Print all records exactly, leaving nothing out.

— BEGIN SUPPLIED RECORDS —

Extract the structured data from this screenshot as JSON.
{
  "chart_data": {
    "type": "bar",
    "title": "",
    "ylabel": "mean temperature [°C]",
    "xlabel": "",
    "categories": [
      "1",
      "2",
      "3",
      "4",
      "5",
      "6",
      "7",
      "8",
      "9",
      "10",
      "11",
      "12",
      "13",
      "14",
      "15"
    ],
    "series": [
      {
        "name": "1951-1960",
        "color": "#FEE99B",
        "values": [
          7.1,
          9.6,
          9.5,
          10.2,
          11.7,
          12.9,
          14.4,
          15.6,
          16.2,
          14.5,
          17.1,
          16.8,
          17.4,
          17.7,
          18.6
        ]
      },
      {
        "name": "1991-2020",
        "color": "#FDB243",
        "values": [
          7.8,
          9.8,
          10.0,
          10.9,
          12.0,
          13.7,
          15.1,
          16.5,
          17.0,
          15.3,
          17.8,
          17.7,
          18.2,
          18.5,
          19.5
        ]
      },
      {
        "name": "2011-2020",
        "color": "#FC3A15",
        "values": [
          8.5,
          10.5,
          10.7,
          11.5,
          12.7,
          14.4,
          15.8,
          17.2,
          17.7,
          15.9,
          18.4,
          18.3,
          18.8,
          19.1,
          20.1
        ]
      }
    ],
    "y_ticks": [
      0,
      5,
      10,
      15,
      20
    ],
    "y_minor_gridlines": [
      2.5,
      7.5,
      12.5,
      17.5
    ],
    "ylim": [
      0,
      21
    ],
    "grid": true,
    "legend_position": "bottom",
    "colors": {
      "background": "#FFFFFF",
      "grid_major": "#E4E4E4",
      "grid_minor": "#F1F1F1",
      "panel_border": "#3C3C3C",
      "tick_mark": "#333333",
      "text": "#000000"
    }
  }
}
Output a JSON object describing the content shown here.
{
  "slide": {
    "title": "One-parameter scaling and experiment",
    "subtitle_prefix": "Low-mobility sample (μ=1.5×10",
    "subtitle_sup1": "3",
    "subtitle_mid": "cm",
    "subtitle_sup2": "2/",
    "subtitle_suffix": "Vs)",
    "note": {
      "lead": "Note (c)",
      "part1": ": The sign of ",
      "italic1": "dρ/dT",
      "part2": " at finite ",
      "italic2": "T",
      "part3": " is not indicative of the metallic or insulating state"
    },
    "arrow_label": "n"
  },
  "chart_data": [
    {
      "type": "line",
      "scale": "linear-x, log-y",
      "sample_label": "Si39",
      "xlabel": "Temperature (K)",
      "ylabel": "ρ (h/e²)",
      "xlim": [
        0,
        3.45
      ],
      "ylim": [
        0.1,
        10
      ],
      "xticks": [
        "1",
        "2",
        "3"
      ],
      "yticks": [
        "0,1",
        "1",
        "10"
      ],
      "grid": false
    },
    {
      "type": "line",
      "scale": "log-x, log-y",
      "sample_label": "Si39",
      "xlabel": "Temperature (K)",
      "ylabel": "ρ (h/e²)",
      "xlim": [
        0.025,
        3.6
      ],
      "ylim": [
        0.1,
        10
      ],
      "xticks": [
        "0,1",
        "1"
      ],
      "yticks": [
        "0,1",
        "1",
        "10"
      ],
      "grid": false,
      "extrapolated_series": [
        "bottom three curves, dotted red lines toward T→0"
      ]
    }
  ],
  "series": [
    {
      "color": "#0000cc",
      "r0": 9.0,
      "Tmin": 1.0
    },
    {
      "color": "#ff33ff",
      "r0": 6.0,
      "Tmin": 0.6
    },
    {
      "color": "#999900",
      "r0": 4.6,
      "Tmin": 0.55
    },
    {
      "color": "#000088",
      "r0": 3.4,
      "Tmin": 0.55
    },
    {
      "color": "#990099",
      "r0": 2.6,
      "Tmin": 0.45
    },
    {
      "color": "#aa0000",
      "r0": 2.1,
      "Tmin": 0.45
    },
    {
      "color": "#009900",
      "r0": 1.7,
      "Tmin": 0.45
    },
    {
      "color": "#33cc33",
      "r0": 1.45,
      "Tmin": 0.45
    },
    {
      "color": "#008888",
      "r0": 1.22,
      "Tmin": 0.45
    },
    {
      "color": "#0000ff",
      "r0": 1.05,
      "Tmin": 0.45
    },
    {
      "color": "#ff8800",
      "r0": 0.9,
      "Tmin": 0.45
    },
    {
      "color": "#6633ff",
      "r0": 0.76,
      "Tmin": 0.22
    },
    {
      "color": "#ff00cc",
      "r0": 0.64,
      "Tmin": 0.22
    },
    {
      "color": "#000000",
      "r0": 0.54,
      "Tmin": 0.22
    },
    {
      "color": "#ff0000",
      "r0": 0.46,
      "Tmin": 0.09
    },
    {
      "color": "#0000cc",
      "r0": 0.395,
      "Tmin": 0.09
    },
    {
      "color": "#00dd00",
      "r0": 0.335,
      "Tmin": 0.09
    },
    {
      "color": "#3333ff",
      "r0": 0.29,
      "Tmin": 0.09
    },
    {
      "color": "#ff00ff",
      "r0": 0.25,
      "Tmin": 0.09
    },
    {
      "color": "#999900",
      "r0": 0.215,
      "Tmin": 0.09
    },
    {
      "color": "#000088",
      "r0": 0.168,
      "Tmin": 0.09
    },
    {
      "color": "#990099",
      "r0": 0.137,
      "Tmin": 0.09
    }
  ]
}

— END SUPPLIED RECORDS —

_REPLY_
Extract the structured data from this screenshot as JSON.
{
  "chart_data": {
    "type": "bar",
    "title": "",
    "ylabel": "mean temperature [°C]",
    "xlabel": "",
    "categories": [
      "1",
      "2",
      "3",
      "4",
      "5",
      "6",
      "7",
      "8",
      "9",
      "10",
      "11",
      "12",
      "13",
      "14",
      "15"
    ],
    "series": [
      {
        "name": "1951-1960",
        "color": "#FEE99B",
        "values": [
          7.1,
          9.6,
          9.5,
          10.2,
          11.7,
          12.9,
          14.4,
          15.6,
          16.2,
          14.5,
          17.1,
          16.8,
          17.4,
          17.7,
          18.6
        ]
      },
      {
        "name": "1991-2020",
        "color": "#FDB243",
        "values": [
          7.8,
          9.8,
          10.0,
          10.9,
          12.0,
          13.7,
          15.1,
          16.5,
          17.0,
          15.3,
          17.8,
          17.7,
          18.2,
          18.5,
          19.5
        ]
      },
      {
        "name": "2011-2020",
        "color": "#FC3A15",
        "values": [
          8.5,
          10.5,
          10.7,
          11.5,
          12.7,
          14.4,
          15.8,
          17.2,
          17.7,
          15.9,
          18.4,
          18.3,
          18.8,
          19.1,
          20.1
        ]
      }
    ],
    "y_ticks": [
      0,
      5,
      10,
      15,
      20
    ],
    "y_minor_gridlines": [
      2.5,
      7.5,
      12.5,
      17.5
    ],
    "ylim": [
      0,
      21
    ],
    "grid": true,
    "legend_position": "bottom",
    "colors": {
      "background": "#FFFFFF",
      "grid_major": "#E4E4E4",
      "grid_minor": "#F1F1F1",
      "panel_border": "#3C3C3C",
      "tick_mark": "#333333",
      "text": "#000000"
    }
  }
}
Output a JSON object describing the content shown here.
{
  "slide": {
    "title": "One-parameter scaling and experiment",
    "subtitle_prefix": "Low-mobility sample (μ=1.5×10",
    "subtitle_sup1": "3",
    "subtitle_mid": "cm",
    "subtitle_sup2": "2/",
    "subtitle_suffix": "Vs)",
    "note": {
      "lead": "Note (c)",
      "part1": ": The sign of ",
      "italic1": "dρ/dT",
      "part2": " at finite ",
      "italic2": "T",
      "part3": " is not indicative of the metallic or insulating state"
    },
    "arrow_label": "n"
  },
  "chart_data": [
    {
      "type": "line",
      "scale": "linear-x, log-y",
      "sample_label": "Si39",
      "xlabel": "Temperature (K)",
      "ylabel": "ρ (h/e²)",
      "xlim": [
        0,
        3.45
      ],
      "ylim": [
        0.1,
        10
      ],
      "xticks": [
        "1",
        "2",
        "3"
      ],
      "yticks": [
        "0,1",
        "1",
        "10"
      ],
      "grid": false
    },
    {
      "type": "line",
      "scale": "log-x, log-y",
      "sample_label": "Si39",
      "xlabel": "Temperature (K)",
      "ylabel": "ρ (h/e²)",
      "xlim": [
        0.025,
        3.6
      ],
      "ylim": [
        0.1,
        10
      ],
      "xticks": [
        "0,1",
        "1"
      ],
      "yticks": [
        "0,1",
        "1",
        "10"
      ],
      "grid": false,
      "extrapolated_series": [
        "bottom three curves, dotted red lines toward T→0"
      ]
    }
  ],
  "series": [
    {
      "color": "#0000cc",
      "r0": 9.0,
      "Tmin": 1.0
    },
    {
      "color": "#ff33ff",
      "r0": 6.0,
      "Tmin": 0.6
    },
    {
      "color": "#999900",
      "r0": 4.6,
      "Tmin": 0.55
    },
    {
      "color": "#000088",
      "r0": 3.4,
      "Tmin": 0.55
    },
    {
      "color": "#990099",
      "r0": 2.6,
      "Tmin": 0.45
    },
    {
      "color": "#aa0000",
      "r0": 2.1,
      "Tmin": 0.45
    },
    {
      "color": "#009900",
      "r0": 1.7,
      "Tmin": 0.45
    },
    {
      "color": "#33cc33",
      "r0": 1.45,
      "Tmin": 0.45
    },
    {
      "color": "#008888",
      "r0": 1.22,
      "Tmin": 0.45
    },
    {
      "color": "#0000ff",
      "r0": 1.05,
      "Tmin": 0.45
    },
    {
      "color": "#ff8800",
      "r0": 0.9,
      "Tmin": 0.45
    },
    {
      "color": "#6633ff",
      "r0": 0.76,
      "Tmin": 0.22
    },
    {
      "color": "#ff00cc",
      "r0": 0.64,
      "Tmin": 0.22
    },
    {
      "color": "#000000",
      "r0": 0.54,
      "Tmin": 0.22
    },
    {
      "color": "#ff0000",
      "r0": 0.46,
      "Tmin": 0.09
    },
    {
      "color": "#0000cc",
      "r0": 0.395,
      "Tmin": 0.09
    },
    {
      "color": "#00dd00",
      "r0": 0.335,
      "Tmin": 0.09
    },
    {
      "color": "#3333ff",
      "r0": 0.29,
      "Tmin": 0.09
    },
    {
      "color": "#ff00ff",
      "r0": 0.25,
      "Tmin": 0.09
    },
    {
      "color": "#999900",
      "r0": 0.215,
      "Tmin": 0.09
    },
    {
      "color": "#000088",
      "r0": 0.168,
      "Tmin": 0.09
    },
    {
      "color": "#990099",
      "r0": 0.137,
      "Tmin": 0.09
    }
  ]
}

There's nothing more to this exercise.